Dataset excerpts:
---+---

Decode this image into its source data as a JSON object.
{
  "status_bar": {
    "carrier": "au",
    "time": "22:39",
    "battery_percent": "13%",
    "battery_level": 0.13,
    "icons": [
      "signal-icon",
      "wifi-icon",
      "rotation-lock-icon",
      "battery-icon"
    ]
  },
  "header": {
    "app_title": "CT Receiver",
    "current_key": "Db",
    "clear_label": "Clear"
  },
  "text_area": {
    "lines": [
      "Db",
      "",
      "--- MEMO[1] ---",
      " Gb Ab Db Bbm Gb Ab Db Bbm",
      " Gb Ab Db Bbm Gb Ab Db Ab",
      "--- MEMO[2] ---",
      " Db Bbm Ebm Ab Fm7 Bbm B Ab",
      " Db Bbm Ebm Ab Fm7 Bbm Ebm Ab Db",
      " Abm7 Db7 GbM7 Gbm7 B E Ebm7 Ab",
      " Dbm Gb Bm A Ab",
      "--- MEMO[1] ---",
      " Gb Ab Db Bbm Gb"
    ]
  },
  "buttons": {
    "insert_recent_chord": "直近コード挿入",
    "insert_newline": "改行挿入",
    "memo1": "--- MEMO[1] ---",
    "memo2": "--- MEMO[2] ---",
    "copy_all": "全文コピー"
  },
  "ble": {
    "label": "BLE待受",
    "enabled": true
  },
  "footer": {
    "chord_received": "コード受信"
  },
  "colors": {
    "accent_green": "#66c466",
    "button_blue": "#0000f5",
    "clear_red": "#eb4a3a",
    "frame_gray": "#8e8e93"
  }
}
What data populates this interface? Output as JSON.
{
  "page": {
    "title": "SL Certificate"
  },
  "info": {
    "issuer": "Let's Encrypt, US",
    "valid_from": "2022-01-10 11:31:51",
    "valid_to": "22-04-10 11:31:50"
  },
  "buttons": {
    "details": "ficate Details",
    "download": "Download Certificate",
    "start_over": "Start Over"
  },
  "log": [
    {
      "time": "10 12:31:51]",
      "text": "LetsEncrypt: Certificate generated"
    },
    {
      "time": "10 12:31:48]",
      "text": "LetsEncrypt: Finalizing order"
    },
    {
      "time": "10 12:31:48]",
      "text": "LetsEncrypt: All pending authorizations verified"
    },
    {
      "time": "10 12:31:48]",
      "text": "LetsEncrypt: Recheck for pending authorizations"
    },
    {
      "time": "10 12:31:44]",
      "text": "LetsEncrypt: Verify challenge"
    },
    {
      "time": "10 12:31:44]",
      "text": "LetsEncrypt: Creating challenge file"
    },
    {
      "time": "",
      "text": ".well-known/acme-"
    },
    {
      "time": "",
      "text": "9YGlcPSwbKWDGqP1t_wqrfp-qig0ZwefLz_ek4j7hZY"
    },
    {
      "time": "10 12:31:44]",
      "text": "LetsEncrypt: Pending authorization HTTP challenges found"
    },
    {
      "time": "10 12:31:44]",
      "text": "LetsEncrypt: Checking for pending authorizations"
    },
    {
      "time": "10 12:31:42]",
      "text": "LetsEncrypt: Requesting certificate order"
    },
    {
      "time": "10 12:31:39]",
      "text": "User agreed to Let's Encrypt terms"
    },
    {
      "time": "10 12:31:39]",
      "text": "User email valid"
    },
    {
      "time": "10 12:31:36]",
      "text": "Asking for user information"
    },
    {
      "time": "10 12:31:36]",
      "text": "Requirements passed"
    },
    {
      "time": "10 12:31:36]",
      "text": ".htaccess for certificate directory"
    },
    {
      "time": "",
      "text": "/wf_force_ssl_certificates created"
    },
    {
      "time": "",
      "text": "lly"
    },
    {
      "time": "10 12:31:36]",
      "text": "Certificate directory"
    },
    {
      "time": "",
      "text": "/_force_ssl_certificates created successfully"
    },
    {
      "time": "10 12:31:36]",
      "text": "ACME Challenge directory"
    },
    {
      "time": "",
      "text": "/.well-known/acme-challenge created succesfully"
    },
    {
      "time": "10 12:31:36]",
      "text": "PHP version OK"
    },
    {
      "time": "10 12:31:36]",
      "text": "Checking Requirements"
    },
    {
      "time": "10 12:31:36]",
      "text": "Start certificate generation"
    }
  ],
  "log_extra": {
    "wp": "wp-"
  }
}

---+---

The request
Print all of the entries again, exactly as written.

Solution to the exercise
Decode this image into its source data as a JSON object.
{
  "status_bar": {
    "carrier": "au",
    "time": "22:39",
    "battery_percent": "13%",
    "battery_level": 0.13,
    "icons": [
      "signal-icon",
      "wifi-icon",
      "rotation-lock-icon",
      "battery-icon"
    ]
  },
  "header": {
    "app_title": "CT Receiver",
    "current_key": "Db",
    "clear_label": "Clear"
  },
  "text_area": {
    "lines": [
      "Db",
      "",
      "--- MEMO[1] ---",
      " Gb Ab Db Bbm Gb Ab Db Bbm",
      " Gb Ab Db Bbm Gb Ab Db Ab",
      "--- MEMO[2] ---",
      " Db Bbm Ebm Ab Fm7 Bbm B Ab",
      " Db Bbm Ebm Ab Fm7 Bbm Ebm Ab Db",
      " Abm7 Db7 GbM7 Gbm7 B E Ebm7 Ab",
      " Dbm Gb Bm A Ab",
      "--- MEMO[1] ---",
      " Gb Ab Db Bbm Gb"
    ]
  },
  "buttons": {
    "insert_recent_chord": "直近コード挿入",
    "insert_newline": "改行挿入",
    "memo1": "--- MEMO[1] ---",
    "memo2": "--- MEMO[2] ---",
    "copy_all": "全文コピー"
  },
  "ble": {
    "label": "BLE待受",
    "enabled": true
  },
  "footer": {
    "chord_received": "コード受信"
  },
  "colors": {
    "accent_green": "#66c466",
    "button_blue": "#0000f5",
    "clear_red": "#eb4a3a",
    "frame_gray": "#8e8e93"
  }
}
What data populates this interface? Output as JSON.
{
  "page": {
    "title": "SL Certificate"
  },
  "info": {
    "issuer": "Let's Encrypt, US",
    "valid_from": "2022-01-10 11:31:51",
    "valid_to": "22-04-10 11:31:50"
  },
  "buttons": {
    "details": "ficate Details",
    "download": "Download Certificate",
    "start_over": "Start Over"
  },
  "log": [
    {
      "time": "10 12:31:51]",
      "text": "LetsEncrypt: Certificate generated"
    },
    {
      "time": "10 12:31:48]",
      "text": "LetsEncrypt: Finalizing order"
    },
    {
      "time": "10 12:31:48]",
      "text": "LetsEncrypt: All pending authorizations verified"
    },
    {
      "time": "10 12:31:48]",
      "text": "LetsEncrypt: Recheck for pending authorizations"
    },
    {
      "time": "10 12:31:44]",
      "text": "LetsEncrypt: Verify challenge"
    },
    {
      "time": "10 12:31:44]",
      "text": "LetsEncrypt: Creating challenge file"
    },
    {
      "time": "",
      "text": ".well-known/acme-"
    },
    {
      "time": "",
      "text": "9YGlcPSwbKWDGqP1t_wqrfp-qig0ZwefLz_ek4j7hZY"
    },
    {
      "time": "10 12:31:44]",
      "text": "LetsEncrypt: Pending authorization HTTP challenges found"
    },
    {
      "time": "10 12:31:44]",
      "text": "LetsEncrypt: Checking for pending authorizations"
    },
    {
      "time": "10 12:31:42]",
      "text": "LetsEncrypt: Requesting certificate order"
    },
    {
      "time": "10 12:31:39]",
      "text": "User agreed to Let's Encrypt terms"
    },
    {
      "time": "10 12:31:39]",
      "text": "User email valid"
    },
    {
      "time": "10 12:31:36]",
      "text": "Asking for user information"
    },
    {
      "time": "10 12:31:36]",
      "text": "Requirements passed"
    },
    {
      "time": "10 12:31:36]",
      "text": ".htaccess for certificate directory"
    },
    {
      "time": "",
      "text": "/wf_force_ssl_certificates created"
    },
    {
      "time": "",
      "text": "lly"
    },
    {
      "time": "10 12:31:36]",
      "text": "Certificate directory"
    },
    {
      "time": "",
      "text": "/_force_ssl_certificates created successfully"
    },
    {
      "time": "10 12:31:36]",
      "text": "ACME Challenge directory"
    },
    {
      "time": "",
      "text": "/.well-known/acme-challenge created succesfully"
    },
    {
      "time": "10 12:31:36]",
      "text": "PHP version OK"
    },
    {
      "time": "10 12:31:36]",
      "text": "Checking Requirements"
    },
    {
      "time": "10 12:31:36]",
      "text": "Start certificate generation"
    }
  ],
  "log_extra": {
    "wp": "wp-"
  }
}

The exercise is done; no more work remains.